Find the word "North" in the listing; pull out each line holding it.
:: Provided data
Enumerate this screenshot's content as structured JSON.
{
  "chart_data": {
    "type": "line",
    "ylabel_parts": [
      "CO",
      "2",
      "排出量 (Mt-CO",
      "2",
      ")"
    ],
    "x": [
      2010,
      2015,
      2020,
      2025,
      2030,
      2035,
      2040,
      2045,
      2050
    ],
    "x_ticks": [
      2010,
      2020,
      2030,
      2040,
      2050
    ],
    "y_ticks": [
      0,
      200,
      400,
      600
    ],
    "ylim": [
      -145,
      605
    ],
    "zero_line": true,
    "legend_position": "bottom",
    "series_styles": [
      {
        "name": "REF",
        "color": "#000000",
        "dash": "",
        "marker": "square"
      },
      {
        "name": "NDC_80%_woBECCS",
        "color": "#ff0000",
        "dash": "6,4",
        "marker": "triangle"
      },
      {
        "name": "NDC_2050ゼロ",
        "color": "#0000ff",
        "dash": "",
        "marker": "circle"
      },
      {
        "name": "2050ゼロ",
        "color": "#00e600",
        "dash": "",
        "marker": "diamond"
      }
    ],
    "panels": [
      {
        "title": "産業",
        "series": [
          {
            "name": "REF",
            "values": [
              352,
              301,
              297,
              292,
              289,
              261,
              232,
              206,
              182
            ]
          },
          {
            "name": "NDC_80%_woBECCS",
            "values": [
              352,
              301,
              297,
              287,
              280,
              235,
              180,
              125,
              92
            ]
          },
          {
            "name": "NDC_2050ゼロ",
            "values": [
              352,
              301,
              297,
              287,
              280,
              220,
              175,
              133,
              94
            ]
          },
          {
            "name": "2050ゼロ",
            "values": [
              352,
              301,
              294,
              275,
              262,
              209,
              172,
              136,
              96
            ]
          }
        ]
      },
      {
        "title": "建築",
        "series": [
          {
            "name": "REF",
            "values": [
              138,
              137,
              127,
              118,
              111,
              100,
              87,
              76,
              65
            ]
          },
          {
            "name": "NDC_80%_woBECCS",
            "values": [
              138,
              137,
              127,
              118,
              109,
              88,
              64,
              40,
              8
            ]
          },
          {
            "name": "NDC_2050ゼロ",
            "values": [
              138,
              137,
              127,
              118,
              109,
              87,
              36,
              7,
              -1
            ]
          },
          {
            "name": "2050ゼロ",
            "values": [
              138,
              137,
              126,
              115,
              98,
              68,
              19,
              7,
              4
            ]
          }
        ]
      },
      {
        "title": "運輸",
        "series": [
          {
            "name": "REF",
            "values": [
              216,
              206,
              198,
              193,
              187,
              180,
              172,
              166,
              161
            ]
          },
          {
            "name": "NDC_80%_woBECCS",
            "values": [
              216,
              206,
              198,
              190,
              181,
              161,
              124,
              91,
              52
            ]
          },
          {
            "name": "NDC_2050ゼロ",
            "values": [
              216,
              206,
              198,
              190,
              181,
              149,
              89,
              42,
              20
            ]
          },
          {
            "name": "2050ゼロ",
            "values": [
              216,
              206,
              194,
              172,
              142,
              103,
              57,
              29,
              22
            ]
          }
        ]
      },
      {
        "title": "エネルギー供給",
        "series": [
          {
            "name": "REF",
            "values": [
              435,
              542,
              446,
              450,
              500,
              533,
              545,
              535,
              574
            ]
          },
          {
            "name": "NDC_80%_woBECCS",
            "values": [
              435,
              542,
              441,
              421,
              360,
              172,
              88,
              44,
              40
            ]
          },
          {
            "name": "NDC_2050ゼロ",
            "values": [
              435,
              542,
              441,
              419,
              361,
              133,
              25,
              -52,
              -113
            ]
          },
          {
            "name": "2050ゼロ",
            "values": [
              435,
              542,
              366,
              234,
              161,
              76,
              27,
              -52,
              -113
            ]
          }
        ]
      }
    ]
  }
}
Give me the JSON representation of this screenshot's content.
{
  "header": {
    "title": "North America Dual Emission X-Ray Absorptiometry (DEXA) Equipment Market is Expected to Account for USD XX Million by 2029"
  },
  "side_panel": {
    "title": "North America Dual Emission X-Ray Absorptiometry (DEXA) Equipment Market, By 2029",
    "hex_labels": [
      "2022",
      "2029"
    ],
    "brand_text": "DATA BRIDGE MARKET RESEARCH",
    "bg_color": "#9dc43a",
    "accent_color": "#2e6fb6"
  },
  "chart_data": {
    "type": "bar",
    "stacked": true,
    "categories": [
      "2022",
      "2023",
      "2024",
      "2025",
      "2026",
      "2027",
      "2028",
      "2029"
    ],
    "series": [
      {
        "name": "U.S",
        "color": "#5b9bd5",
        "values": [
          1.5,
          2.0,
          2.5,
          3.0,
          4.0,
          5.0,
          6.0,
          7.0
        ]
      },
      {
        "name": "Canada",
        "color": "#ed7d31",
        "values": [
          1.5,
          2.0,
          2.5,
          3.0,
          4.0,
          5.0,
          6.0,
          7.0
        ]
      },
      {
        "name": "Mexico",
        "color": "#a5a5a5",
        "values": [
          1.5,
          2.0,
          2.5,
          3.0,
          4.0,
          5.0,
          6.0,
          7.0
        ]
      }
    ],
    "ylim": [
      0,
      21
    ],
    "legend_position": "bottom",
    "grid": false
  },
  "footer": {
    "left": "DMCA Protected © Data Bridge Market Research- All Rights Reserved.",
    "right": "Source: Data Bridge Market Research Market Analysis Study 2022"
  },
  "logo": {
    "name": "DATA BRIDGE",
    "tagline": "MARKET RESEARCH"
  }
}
::::
The answer:
    "title": "North America Dual Emission X-Ray Absorptiometry (DEXA) Equipment Market is Expected to Account for USD XX Million by 2029"
    "title": "North America Dual Emission X-Ray Absorptiometry (DEXA) Equipment Market, By 2029",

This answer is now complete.